**Goal:** Print all entries word for word.

══════

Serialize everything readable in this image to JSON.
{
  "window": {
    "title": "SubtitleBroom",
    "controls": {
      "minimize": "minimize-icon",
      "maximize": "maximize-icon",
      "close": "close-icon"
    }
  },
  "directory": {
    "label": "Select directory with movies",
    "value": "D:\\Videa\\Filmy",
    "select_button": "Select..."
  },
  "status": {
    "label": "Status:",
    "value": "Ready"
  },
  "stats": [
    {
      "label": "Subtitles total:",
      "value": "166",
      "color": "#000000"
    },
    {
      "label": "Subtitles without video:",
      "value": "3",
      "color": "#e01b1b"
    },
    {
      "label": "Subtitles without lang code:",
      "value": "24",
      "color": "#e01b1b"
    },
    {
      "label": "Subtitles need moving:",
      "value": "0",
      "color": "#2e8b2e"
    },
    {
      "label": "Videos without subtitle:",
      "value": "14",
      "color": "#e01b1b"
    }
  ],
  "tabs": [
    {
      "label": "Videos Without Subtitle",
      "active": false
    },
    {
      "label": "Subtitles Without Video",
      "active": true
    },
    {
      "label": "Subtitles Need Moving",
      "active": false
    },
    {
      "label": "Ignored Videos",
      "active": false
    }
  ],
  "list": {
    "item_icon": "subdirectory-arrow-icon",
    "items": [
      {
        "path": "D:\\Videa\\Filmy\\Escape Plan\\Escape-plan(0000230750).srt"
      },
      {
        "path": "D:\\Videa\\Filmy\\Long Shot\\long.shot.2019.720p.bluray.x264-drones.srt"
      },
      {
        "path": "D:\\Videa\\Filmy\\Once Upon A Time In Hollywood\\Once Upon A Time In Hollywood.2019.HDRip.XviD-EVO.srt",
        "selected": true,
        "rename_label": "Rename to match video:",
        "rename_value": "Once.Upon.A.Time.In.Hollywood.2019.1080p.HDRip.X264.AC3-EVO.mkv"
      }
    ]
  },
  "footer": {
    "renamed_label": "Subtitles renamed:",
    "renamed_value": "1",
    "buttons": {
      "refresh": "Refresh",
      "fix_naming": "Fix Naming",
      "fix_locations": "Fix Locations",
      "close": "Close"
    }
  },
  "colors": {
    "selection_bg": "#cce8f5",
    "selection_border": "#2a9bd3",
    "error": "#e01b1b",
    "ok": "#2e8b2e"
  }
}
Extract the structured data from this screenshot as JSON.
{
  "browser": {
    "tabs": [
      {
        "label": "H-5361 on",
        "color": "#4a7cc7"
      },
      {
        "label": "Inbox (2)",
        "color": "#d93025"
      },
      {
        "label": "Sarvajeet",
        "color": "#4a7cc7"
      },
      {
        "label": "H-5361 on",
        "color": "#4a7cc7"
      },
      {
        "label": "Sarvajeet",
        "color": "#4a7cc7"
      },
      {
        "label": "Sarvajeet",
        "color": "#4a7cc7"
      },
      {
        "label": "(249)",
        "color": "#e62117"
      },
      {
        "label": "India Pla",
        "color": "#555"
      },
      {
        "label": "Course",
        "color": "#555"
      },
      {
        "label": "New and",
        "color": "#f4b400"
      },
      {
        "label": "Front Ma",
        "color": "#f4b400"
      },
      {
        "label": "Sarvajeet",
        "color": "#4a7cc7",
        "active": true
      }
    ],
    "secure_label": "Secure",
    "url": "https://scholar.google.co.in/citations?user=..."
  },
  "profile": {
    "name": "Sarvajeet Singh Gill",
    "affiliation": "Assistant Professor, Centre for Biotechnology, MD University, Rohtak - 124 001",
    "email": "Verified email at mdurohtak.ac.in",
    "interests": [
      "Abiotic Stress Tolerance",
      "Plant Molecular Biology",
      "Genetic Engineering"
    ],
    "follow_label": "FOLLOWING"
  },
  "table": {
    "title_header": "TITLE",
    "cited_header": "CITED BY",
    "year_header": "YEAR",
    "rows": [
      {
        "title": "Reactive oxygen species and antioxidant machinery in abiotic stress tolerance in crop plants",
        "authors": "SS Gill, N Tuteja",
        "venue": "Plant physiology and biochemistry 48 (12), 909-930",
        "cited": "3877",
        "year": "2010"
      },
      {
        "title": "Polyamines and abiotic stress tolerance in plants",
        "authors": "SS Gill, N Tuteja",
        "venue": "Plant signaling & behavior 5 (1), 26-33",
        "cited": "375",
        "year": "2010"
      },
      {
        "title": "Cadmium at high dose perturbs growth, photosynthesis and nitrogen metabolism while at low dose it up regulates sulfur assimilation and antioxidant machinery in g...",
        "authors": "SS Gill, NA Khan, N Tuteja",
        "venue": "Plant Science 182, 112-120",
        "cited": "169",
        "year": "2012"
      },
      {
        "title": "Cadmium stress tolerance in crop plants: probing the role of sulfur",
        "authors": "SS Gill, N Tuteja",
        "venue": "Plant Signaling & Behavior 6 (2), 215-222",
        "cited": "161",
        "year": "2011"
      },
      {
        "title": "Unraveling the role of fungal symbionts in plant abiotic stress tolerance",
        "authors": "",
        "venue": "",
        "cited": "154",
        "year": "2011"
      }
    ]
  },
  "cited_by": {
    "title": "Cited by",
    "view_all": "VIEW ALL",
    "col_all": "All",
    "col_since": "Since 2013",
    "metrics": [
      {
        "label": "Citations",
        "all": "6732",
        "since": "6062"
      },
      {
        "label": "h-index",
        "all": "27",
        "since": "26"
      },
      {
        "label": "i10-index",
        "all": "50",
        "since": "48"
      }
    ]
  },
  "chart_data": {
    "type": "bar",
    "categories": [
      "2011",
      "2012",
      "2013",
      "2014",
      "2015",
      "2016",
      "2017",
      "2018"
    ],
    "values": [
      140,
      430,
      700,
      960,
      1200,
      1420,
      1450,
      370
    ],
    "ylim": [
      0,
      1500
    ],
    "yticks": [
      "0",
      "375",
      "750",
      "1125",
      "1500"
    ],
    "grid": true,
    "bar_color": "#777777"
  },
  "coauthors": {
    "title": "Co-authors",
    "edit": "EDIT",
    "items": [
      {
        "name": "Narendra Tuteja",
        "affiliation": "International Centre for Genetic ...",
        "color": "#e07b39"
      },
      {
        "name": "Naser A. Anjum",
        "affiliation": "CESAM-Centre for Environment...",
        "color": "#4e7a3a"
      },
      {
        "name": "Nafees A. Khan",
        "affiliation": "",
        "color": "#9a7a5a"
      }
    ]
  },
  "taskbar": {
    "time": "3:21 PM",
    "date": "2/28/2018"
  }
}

══════

**Task answer:**
Serialize everything readable in this image to JSON.
{
  "window": {
    "title": "SubtitleBroom",
    "controls": {
      "minimize": "minimize-icon",
      "maximize": "maximize-icon",
      "close": "close-icon"
    }
  },
  "directory": {
    "label": "Select directory with movies",
    "value": "D:\\Videa\\Filmy",
    "select_button": "Select..."
  },
  "status": {
    "label": "Status:",
    "value": "Ready"
  },
  "stats": [
    {
      "label": "Subtitles total:",
      "value": "166",
      "color": "#000000"
    },
    {
      "label": "Subtitles without video:",
      "value": "3",
      "color": "#e01b1b"
    },
    {
      "label": "Subtitles without lang code:",
      "value": "24",
      "color": "#e01b1b"
    },
    {
      "label": "Subtitles need moving:",
      "value": "0",
      "color": "#2e8b2e"
    },
    {
      "label": "Videos without subtitle:",
      "value": "14",
      "color": "#e01b1b"
    }
  ],
  "tabs": [
    {
      "label": "Videos Without Subtitle",
      "active": false
    },
    {
      "label": "Subtitles Without Video",
      "active": true
    },
    {
      "label": "Subtitles Need Moving",
      "active": false
    },
    {
      "label": "Ignored Videos",
      "active": false
    }
  ],
  "list": {
    "item_icon": "subdirectory-arrow-icon",
    "items": [
      {
        "path": "D:\\Videa\\Filmy\\Escape Plan\\Escape-plan(0000230750).srt"
      },
      {
        "path": "D:\\Videa\\Filmy\\Long Shot\\long.shot.2019.720p.bluray.x264-drones.srt"
      },
      {
        "path": "D:\\Videa\\Filmy\\Once Upon A Time In Hollywood\\Once Upon A Time In Hollywood.2019.HDRip.XviD-EVO.srt",
        "selected": true,
        "rename_label": "Rename to match video:",
        "rename_value": "Once.Upon.A.Time.In.Hollywood.2019.1080p.HDRip.X264.AC3-EVO.mkv"
      }
    ]
  },
  "footer": {
    "renamed_label": "Subtitles renamed:",
    "renamed_value": "1",
    "buttons": {
      "refresh": "Refresh",
      "fix_naming": "Fix Naming",
      "fix_locations": "Fix Locations",
      "close": "Close"
    }
  },
  "colors": {
    "selection_bg": "#cce8f5",
    "selection_border": "#2a9bd3",
    "error": "#e01b1b",
    "ok": "#2e8b2e"
  }
}
Extract the structured data from this screenshot as JSON.
{
  "browser": {
    "tabs": [
      {
        "label": "H-5361 on",
        "color": "#4a7cc7"
      },
      {
        "label": "Inbox (2)",
        "color": "#d93025"
      },
      {
        "label": "Sarvajeet",
        "color": "#4a7cc7"
      },
      {
        "label": "H-5361 on",
        "color": "#4a7cc7"
      },
      {
        "label": "Sarvajeet",
        "color": "#4a7cc7"
      },
      {
        "label": "Sarvajeet",
        "color": "#4a7cc7"
      },
      {
        "label": "(249)",
        "color": "#e62117"
      },
      {
        "label": "India Pla",
        "color": "#555"
      },
      {
        "label": "Course",
        "color": "#555"
      },
      {
        "label": "New and",
        "color": "#f4b400"
      },
      {
        "label": "Front Ma",
        "color": "#f4b400"
      },
      {
        "label": "Sarvajeet",
        "color": "#4a7cc7",
        "active": true
      }
    ],
    "secure_label": "Secure",
    "url": "https://scholar.google.co.in/citations?user=..."
  },
  "profile": {
    "name": "Sarvajeet Singh Gill",
    "affiliation": "Assistant Professor, Centre for Biotechnology, MD University, Rohtak - 124 001",
    "email": "Verified email at mdurohtak.ac.in",
    "interests": [
      "Abiotic Stress Tolerance",
      "Plant Molecular Biology",
      "Genetic Engineering"
    ],
    "follow_label": "FOLLOWING"
  },
  "table": {
    "title_header": "TITLE",
    "cited_header": "CITED BY",
    "year_header": "YEAR",
    "rows": [
      {
        "title": "Reactive oxygen species and antioxidant machinery in abiotic stress tolerance in crop plants",
        "authors": "SS Gill, N Tuteja",
        "venue": "Plant physiology and biochemistry 48 (12), 909-930",
        "cited": "3877",
        "year": "2010"
      },
      {
        "title": "Polyamines and abiotic stress tolerance in plants",
        "authors": "SS Gill, N Tuteja",
        "venue": "Plant signaling & behavior 5 (1), 26-33",
        "cited": "375",
        "year": "2010"
      },
      {
        "title": "Cadmium at high dose perturbs growth, photosynthesis and nitrogen metabolism while at low dose it up regulates sulfur assimilation and antioxidant machinery in g...",
        "authors": "SS Gill, NA Khan, N Tuteja",
        "venue": "Plant Science 182, 112-120",
        "cited": "169",
        "year": "2012"
      },
      {
        "title": "Cadmium stress tolerance in crop plants: probing the role of sulfur",
        "authors": "SS Gill, N Tuteja",
        "venue": "Plant Signaling & Behavior 6 (2), 215-222",
        "cited": "161",
        "year": "2011"
      },
      {
        "title": "Unraveling the role of fungal symbionts in plant abiotic stress tolerance",
        "authors": "",
        "venue": "",
        "cited": "154",
        "year": "2011"
      }
    ]
  },
  "cited_by": {
    "title": "Cited by",
    "view_all": "VIEW ALL",
    "col_all": "All",
    "col_since": "Since 2013",
    "metrics": [
      {
        "label": "Citations",
        "all": "6732",
        "since": "6062"
      },
      {
        "label": "h-index",
        "all": "27",
        "since": "26"
      },
      {
        "label": "i10-index",
        "all": "50",
        "since": "48"
      }
    ]
  },
  "chart_data": {
    "type": "bar",
    "categories": [
      "2011",
      "2012",
      "2013",
      "2014",
      "2015",
      "2016",
      "2017",
      "2018"
    ],
    "values": [
      140,
      430,
      700,
      960,
      1200,
      1420,
      1450,
      370
    ],
    "ylim": [
      0,
      1500
    ],
    "yticks": [
      "0",
      "375",
      "750",
      "1125",
      "1500"
    ],
    "grid": true,
    "bar_color": "#777777"
  },
  "coauthors": {
    "title": "Co-authors",
    "edit": "EDIT",
    "items": [
      {
        "name": "Narendra Tuteja",
        "affiliation": "International Centre for Genetic ...",
        "color": "#e07b39"
      },
      {
        "name": "Naser A. Anjum",
        "affiliation": "CESAM-Centre for Environment...",
        "color": "#4e7a3a"
      },
      {
        "name": "Nafees A. Khan",
        "affiliation": "",
        "color": "#9a7a5a"
      }
    ]
  },
  "taskbar": {
    "time": "3:21 PM",
    "date": "2/28/2018"
  }
}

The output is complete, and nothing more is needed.